→ TASK OBJECTIVE
Gather every line of the entries that includes the word "Русская".

→ MATERIAL TO PROCESS

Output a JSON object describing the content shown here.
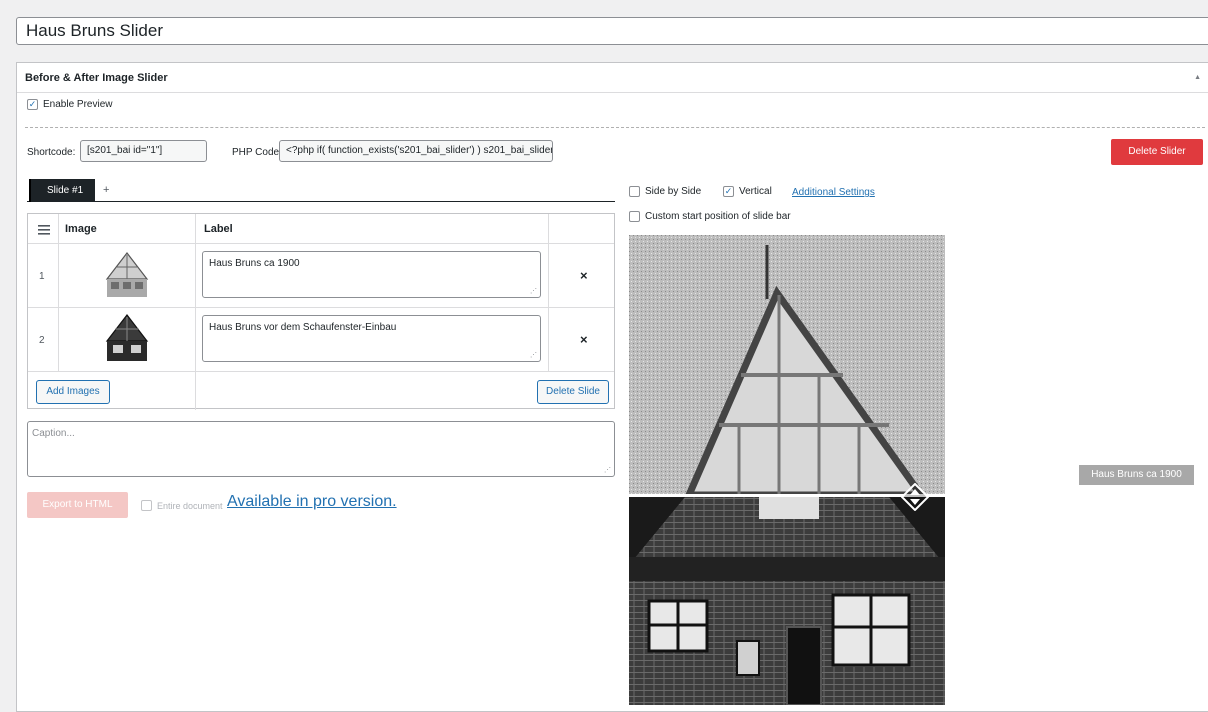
{
  "title": "Haus Bruns Slider",
  "panel": {
    "header": "Before & After Image Slider",
    "enable_preview_label": "Enable Preview",
    "enable_preview_checked": true
  },
  "shortcode": {
    "label": "Shortcode:",
    "value": "[s201_bai id=\"1\"]",
    "php_label": "PHP Code:",
    "php_value": "<?php if( function_exists('s201_bai_slider') ) s201_bai_slider"
  },
  "delete_slider_label": "Delete Slider",
  "tabs": [
    {
      "label": "Slide #1",
      "active": true
    }
  ],
  "tab_add_label": "+",
  "table": {
    "headers": {
      "image": "Image",
      "label": "Label"
    },
    "rows": [
      {
        "num": "1",
        "label": "Haus Bruns ca 1900"
      },
      {
        "num": "2",
        "label": "Haus Bruns vor dem Schaufenster-Einbau"
      }
    ],
    "remove_symbol": "×",
    "add_images_label": "Add Images",
    "delete_slide_label": "Delete Slide"
  },
  "caption_placeholder": "Caption...",
  "export_label": "Export to HTML",
  "entire_document_label": "Entire document",
  "pro_link": "Available in pro version.",
  "options": {
    "side_by_side": "Side by Side",
    "side_by_side_checked": false,
    "vertical": "Vertical",
    "vertical_checked": true,
    "additional_settings": "Additional Settings",
    "custom_start": "Custom start position of slide bar",
    "custom_start_checked": false
  },
  "preview_label": "Haus Bruns ca 1900",
  "icons": {
    "checkmark": "checkmark-icon",
    "menu": "hamburger-menu-icon",
    "collapse": "triangle-up-icon",
    "resize": "resize-handle-icon",
    "slider_handle": "up-down-arrows-icon"
  },
  "colors": {
    "primary": "#2271b1",
    "danger": "#e03a3e",
    "export_disabled": "#f4c7c5",
    "tab_dark": "#1d2327"
  }
}
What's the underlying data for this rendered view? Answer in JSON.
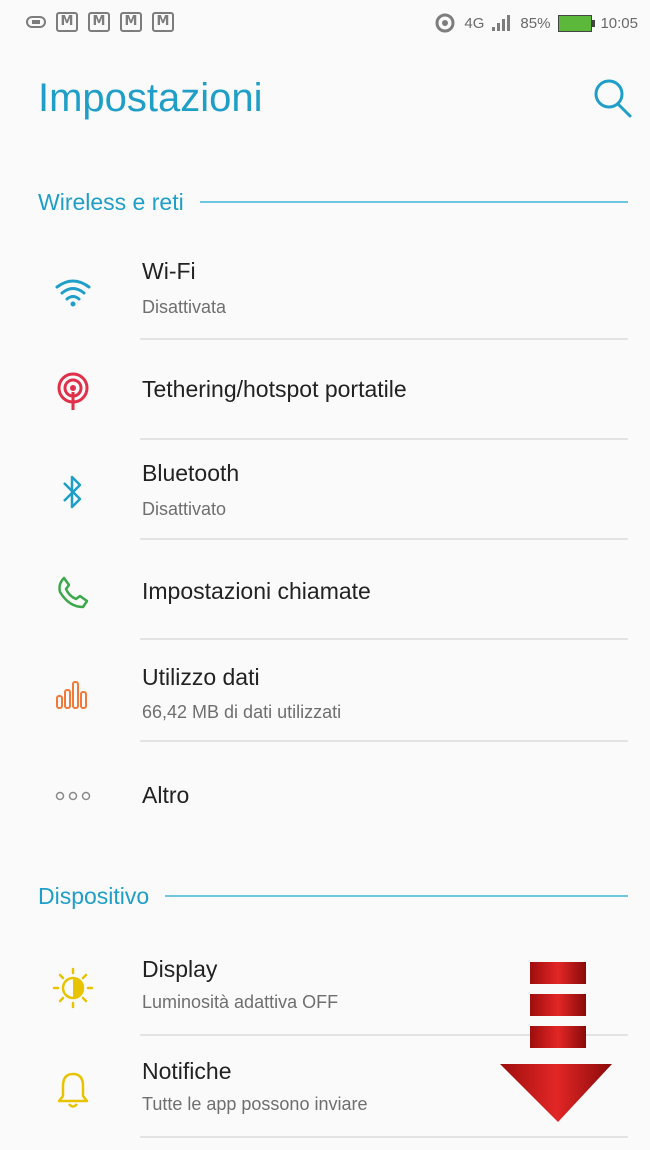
{
  "status_bar": {
    "notifications": [
      "M",
      "M",
      "M",
      "M"
    ],
    "network": "4G",
    "battery": "85%",
    "time": "10:05"
  },
  "header": {
    "title": "Impostazioni"
  },
  "sections": [
    {
      "title": "Wireless e reti",
      "items": [
        {
          "icon": "wifi-icon",
          "title": "Wi-Fi",
          "subtitle": "Disattivata"
        },
        {
          "icon": "hotspot-icon",
          "title": "Tethering/hotspot portatile",
          "subtitle": ""
        },
        {
          "icon": "bluetooth-icon",
          "title": "Bluetooth",
          "subtitle": "Disattivato"
        },
        {
          "icon": "phone-icon",
          "title": "Impostazioni chiamate",
          "subtitle": ""
        },
        {
          "icon": "data-usage-icon",
          "title": "Utilizzo dati",
          "subtitle": "66,42 MB di dati utilizzati"
        },
        {
          "icon": "more-icon",
          "title": "Altro",
          "subtitle": ""
        }
      ]
    },
    {
      "title": "Dispositivo",
      "items": [
        {
          "icon": "display-icon",
          "title": "Display",
          "subtitle": "Luminosità adattiva OFF"
        },
        {
          "icon": "bell-icon",
          "title": "Notifiche",
          "subtitle": "Tutte le app possono inviare"
        }
      ]
    }
  ],
  "colors": {
    "accent": "#1f9fc8",
    "wifi": "#1f9fc8",
    "hotspot": "#e0304a",
    "bluetooth": "#1f9fc8",
    "phone": "#3aa94a",
    "data_usage": "#f07a3a",
    "more": "#8a8a8a",
    "display": "#e8c400",
    "bell": "#e8c400",
    "arrow": "#d41b1b"
  }
}
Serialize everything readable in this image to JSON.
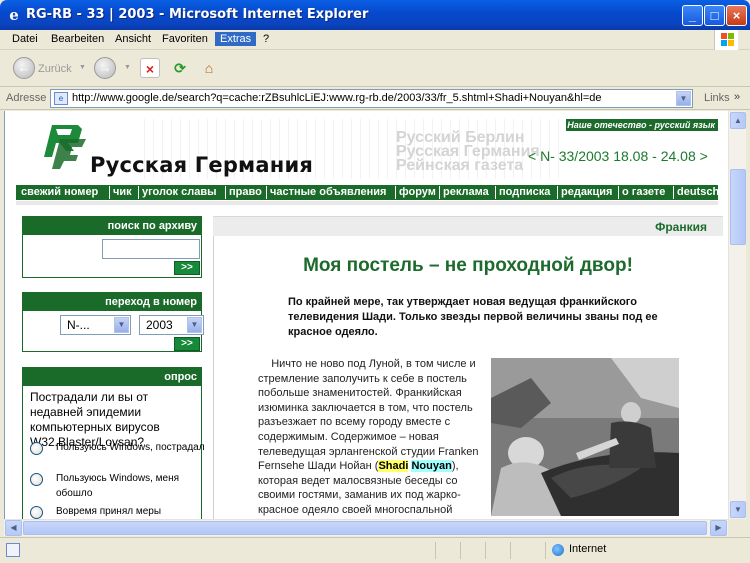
{
  "window": {
    "title": "RG-RB - 33 | 2003 - Microsoft Internet Explorer"
  },
  "menu": [
    "Datei",
    "Bearbeiten",
    "Ansicht",
    "Favoriten",
    "Extras",
    "?"
  ],
  "toolbar": {
    "back_label": "Zurück"
  },
  "address": {
    "label": "Adresse",
    "url": "http://www.google.de/search?q=cache:rZBsuhlcLiEJ:www.rg-rb.de/2003/33/fr_5.shtml+Shadi+Nouyan&hl=de",
    "links_label": "Links",
    "chevron": "»"
  },
  "site": {
    "motto": "Наше отечество - русский язык",
    "title": "Русская Германия",
    "issue": "< N- 33/2003  18.08 - 24.08 >",
    "ghost_lines": [
      "Русский Берлин",
      "Русская Германия",
      "Рейнская газета"
    ],
    "nav": [
      "свежий номер",
      "чик",
      "уголок славы",
      "право",
      "частные объявления",
      "форум",
      "реклама",
      "подписка",
      "редакция",
      "о газете",
      "deutsch"
    ]
  },
  "sidebar": {
    "search": {
      "heading": "поиск по архиву",
      "value": "",
      "go": ">>"
    },
    "jump": {
      "heading": "переход в номер",
      "issue_value": "N-...",
      "year_value": "2003",
      "go": ">>"
    },
    "poll": {
      "heading": "опрос",
      "question": "Пострадали ли вы от недавней эпидемии компьютерных вирусов W32.Blaster/Lovsan?",
      "options": [
        "Пользуюсь Windows, пострадал",
        "Пользуюсь Windows, меня обошло",
        "Вовремя принял меры"
      ]
    }
  },
  "article": {
    "section": "Франкия",
    "title": "Моя постель – не проходной двор!",
    "lead": "По крайней мере, так утверждает новая ведущая франкийского телевидения Шади. Только звезды первой величины званы под ее красное одеяло.",
    "body_before": "Ничто не ново под Луной, в том числе и стремление заполучить к себе в постель побольше знаменитостей. Франкийская изюминка заключается в том, что постель разъезжает по всему городу вместе с содержимым. Содержимое – новая телеведущая эрлангенской студии Franken Fernsehe Шади Нойан (",
    "hl_first": "Shadi",
    "hl_second": "Nouyan",
    "body_after": "), которая ведет малосвязные беседы со своими гостями, заманив их под жарко-красное одеяло своей многоспальной кровати."
  },
  "status": {
    "zone": "Internet"
  }
}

→ FULL ANSWER
    "title": "Русская Германия",
      "Русская Германия",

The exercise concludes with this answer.